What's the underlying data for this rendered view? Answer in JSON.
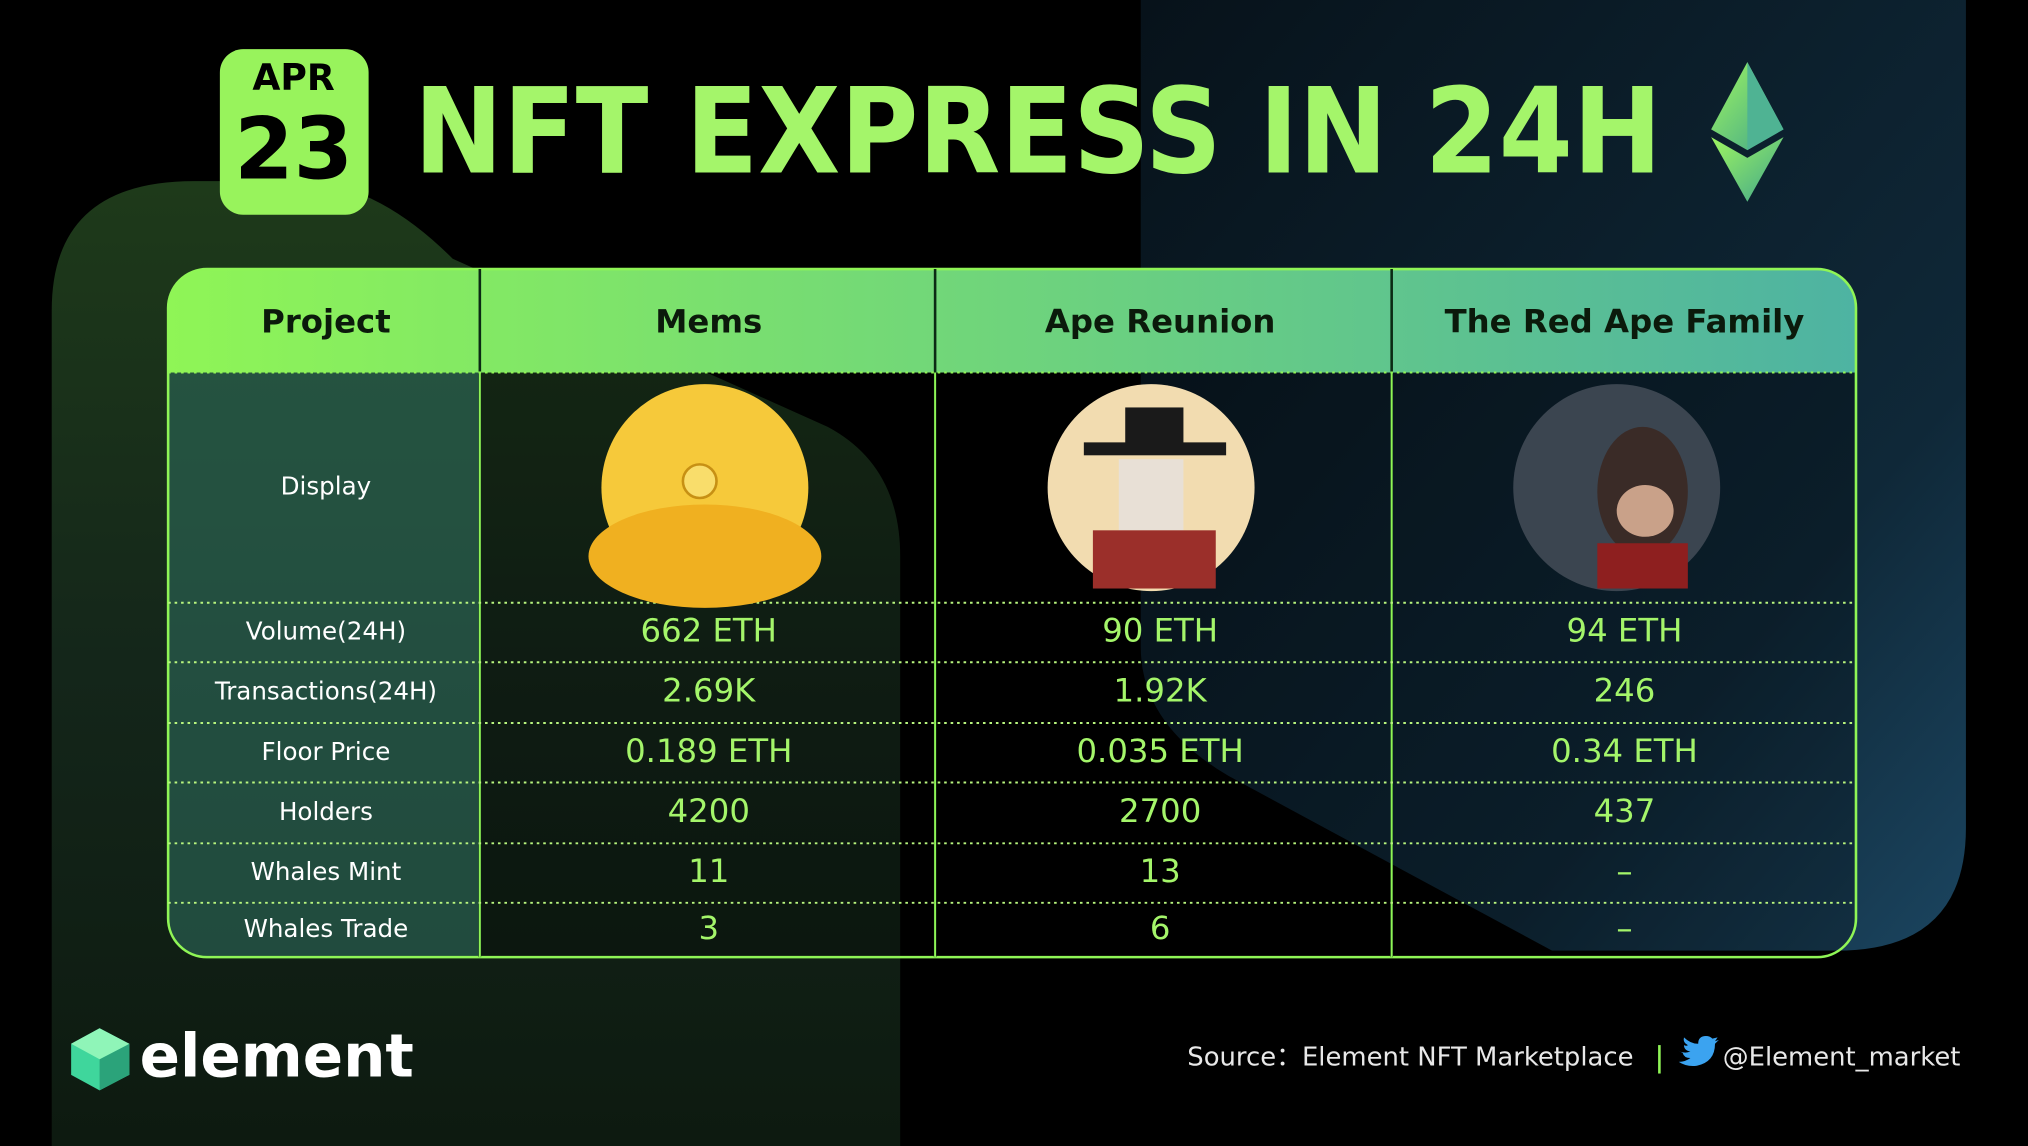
{
  "header": {
    "month": "APR",
    "day": "23",
    "title": "NFT EXPRESS IN 24H"
  },
  "table": {
    "columns": [
      "Project",
      "Mems",
      "Ape Reunion",
      "The Red Ape Family"
    ],
    "rows": [
      [
        "Display"
      ],
      [
        "Volume(24H)",
        "662 ETH",
        "90 ETH",
        "94 ETH"
      ],
      [
        "Transactions(24H)",
        "2.69K",
        "1.92K",
        "246"
      ],
      [
        "Floor Price",
        "0.189 ETH",
        "0.035 ETH",
        "0.34 ETH"
      ],
      [
        "Holders",
        "4200",
        "2700",
        "437"
      ],
      [
        "Whales Mint",
        "11",
        "13",
        "–"
      ],
      [
        "Whales Trade",
        "3",
        "6",
        "–"
      ]
    ]
  },
  "footer": {
    "brand": "element",
    "source": "Source：Element NFT Marketplace",
    "twitter": "@Element_market"
  }
}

___

» **Your objective**:
Each entry should be repeated exactly as it appears; the pictures stay out.

» **Final answer**:
What's the underlying data for this rendered view? Answer in JSON.
{
  "header": {
    "month": "APR",
    "day": "23",
    "title": "NFT EXPRESS IN 24H"
  },
  "table": {
    "columns": [
      "Project",
      "Mems",
      "Ape Reunion",
      "The Red Ape Family"
    ],
    "rows": [
      [
        "Display"
      ],
      [
        "Volume(24H)",
        "662 ETH",
        "90 ETH",
        "94 ETH"
      ],
      [
        "Transactions(24H)",
        "2.69K",
        "1.92K",
        "246"
      ],
      [
        "Floor Price",
        "0.189 ETH",
        "0.035 ETH",
        "0.34 ETH"
      ],
      [
        "Holders",
        "4200",
        "2700",
        "437"
      ],
      [
        "Whales Mint",
        "11",
        "13",
        "–"
      ],
      [
        "Whales Trade",
        "3",
        "6",
        "–"
      ]
    ]
  },
  "footer": {
    "brand": "element",
    "source": "Source：Element NFT Marketplace",
    "twitter": "@Element_market"
  }
}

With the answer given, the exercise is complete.